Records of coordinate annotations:
>>
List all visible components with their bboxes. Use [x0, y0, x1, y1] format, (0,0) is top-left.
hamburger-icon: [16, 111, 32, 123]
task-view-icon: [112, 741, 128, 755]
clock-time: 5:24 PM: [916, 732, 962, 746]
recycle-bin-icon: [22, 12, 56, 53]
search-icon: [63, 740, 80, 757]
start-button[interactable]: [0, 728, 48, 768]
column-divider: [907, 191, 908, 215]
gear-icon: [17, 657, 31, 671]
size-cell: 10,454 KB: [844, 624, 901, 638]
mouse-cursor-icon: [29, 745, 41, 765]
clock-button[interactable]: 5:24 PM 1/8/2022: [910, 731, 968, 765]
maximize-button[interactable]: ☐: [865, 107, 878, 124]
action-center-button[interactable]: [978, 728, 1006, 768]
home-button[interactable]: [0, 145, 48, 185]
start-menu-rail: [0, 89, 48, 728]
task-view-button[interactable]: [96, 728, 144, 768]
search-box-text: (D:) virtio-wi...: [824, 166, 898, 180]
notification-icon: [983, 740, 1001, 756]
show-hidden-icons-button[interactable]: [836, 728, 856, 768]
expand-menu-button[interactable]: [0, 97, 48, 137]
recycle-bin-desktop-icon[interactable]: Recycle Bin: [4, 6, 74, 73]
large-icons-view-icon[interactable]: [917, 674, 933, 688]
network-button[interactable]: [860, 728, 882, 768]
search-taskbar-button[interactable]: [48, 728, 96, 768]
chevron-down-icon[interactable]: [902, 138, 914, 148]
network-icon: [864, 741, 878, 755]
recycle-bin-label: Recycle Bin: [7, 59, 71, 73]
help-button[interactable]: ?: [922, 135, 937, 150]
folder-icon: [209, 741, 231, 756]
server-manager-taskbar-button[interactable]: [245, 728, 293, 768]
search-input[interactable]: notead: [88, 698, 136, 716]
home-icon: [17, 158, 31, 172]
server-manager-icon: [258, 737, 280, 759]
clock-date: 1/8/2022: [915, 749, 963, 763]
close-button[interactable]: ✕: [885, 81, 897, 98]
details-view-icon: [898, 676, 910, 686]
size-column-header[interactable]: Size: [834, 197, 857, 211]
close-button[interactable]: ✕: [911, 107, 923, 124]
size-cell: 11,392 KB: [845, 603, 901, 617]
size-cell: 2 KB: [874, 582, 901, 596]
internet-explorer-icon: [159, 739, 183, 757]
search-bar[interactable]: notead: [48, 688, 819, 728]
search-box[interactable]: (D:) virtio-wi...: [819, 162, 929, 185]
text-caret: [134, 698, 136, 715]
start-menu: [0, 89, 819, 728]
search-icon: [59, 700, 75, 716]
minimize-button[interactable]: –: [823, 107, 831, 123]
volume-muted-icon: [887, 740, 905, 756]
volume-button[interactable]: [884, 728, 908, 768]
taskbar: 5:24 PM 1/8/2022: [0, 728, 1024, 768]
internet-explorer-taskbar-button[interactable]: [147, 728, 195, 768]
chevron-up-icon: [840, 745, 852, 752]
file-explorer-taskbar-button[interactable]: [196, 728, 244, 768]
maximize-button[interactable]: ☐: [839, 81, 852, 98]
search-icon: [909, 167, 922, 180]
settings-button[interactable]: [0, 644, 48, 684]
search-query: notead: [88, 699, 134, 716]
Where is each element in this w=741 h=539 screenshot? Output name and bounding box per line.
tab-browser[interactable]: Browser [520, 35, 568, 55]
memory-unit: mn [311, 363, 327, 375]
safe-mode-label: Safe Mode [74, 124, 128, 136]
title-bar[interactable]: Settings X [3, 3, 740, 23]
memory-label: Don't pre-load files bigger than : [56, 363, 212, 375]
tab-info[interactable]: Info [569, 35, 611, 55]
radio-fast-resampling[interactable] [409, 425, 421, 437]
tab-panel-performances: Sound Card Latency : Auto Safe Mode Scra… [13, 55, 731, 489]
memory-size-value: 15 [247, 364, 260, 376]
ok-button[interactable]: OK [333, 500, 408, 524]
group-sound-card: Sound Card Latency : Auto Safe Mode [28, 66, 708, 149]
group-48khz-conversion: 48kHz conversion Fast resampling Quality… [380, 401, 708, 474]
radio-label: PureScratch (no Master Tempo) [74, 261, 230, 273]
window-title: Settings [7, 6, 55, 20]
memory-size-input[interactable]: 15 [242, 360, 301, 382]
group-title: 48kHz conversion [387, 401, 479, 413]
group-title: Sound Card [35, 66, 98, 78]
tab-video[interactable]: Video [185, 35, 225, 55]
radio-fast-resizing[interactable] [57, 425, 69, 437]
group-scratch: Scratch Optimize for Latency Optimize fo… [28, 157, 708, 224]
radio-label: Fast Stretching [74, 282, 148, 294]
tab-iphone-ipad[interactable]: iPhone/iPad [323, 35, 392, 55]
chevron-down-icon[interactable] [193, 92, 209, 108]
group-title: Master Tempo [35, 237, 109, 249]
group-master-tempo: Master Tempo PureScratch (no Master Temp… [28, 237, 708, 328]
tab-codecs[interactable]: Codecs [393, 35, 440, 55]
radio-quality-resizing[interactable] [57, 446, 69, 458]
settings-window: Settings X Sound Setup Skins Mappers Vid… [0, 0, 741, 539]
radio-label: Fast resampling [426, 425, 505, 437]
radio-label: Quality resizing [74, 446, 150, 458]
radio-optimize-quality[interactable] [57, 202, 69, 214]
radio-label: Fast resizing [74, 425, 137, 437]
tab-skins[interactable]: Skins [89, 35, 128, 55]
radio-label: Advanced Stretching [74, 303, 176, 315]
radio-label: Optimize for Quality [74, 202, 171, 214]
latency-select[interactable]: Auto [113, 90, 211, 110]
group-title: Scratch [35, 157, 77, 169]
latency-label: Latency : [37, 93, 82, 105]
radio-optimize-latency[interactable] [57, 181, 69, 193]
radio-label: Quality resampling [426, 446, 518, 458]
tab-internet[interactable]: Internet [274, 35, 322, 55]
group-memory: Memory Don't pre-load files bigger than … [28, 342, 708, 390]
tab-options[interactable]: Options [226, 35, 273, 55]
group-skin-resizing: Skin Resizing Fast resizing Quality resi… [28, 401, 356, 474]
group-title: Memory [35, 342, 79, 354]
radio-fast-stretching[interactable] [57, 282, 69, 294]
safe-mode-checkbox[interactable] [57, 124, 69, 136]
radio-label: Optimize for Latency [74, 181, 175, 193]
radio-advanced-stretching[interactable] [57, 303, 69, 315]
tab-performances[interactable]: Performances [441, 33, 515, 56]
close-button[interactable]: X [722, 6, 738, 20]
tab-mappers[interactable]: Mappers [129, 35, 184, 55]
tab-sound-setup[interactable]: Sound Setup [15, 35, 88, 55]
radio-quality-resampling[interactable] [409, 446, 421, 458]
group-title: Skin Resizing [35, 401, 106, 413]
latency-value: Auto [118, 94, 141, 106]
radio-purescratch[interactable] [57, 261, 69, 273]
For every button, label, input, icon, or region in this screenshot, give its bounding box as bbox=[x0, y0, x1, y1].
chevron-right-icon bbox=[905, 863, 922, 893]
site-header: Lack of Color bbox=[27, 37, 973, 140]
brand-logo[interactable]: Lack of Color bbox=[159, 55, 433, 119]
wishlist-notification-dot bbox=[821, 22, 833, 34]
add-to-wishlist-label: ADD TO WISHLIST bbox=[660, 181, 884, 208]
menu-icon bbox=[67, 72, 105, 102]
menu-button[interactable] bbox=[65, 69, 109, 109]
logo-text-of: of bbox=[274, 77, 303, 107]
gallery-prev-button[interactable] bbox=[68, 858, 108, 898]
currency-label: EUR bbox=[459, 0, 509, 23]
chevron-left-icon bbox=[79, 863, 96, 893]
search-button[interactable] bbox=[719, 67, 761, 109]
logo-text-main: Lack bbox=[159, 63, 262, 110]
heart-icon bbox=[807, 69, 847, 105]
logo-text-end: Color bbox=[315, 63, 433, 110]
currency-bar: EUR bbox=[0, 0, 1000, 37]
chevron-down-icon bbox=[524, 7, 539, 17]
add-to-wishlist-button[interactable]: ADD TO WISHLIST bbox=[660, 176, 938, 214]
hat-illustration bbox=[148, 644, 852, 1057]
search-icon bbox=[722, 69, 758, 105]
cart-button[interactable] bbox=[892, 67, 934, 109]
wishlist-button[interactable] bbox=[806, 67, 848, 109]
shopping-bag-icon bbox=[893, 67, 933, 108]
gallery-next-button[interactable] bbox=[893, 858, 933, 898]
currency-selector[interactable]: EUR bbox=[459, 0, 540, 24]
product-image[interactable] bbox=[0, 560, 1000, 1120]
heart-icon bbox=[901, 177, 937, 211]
<<
* Your objective *
Pick out each line in the records that contains the string "close". Case counts.

* Finished answer *
close-button[interactable]: ✕: [885, 81, 897, 98]
close-button[interactable]: ✕: [911, 107, 923, 124]
close-button[interactable]: X [722, 6, 738, 20]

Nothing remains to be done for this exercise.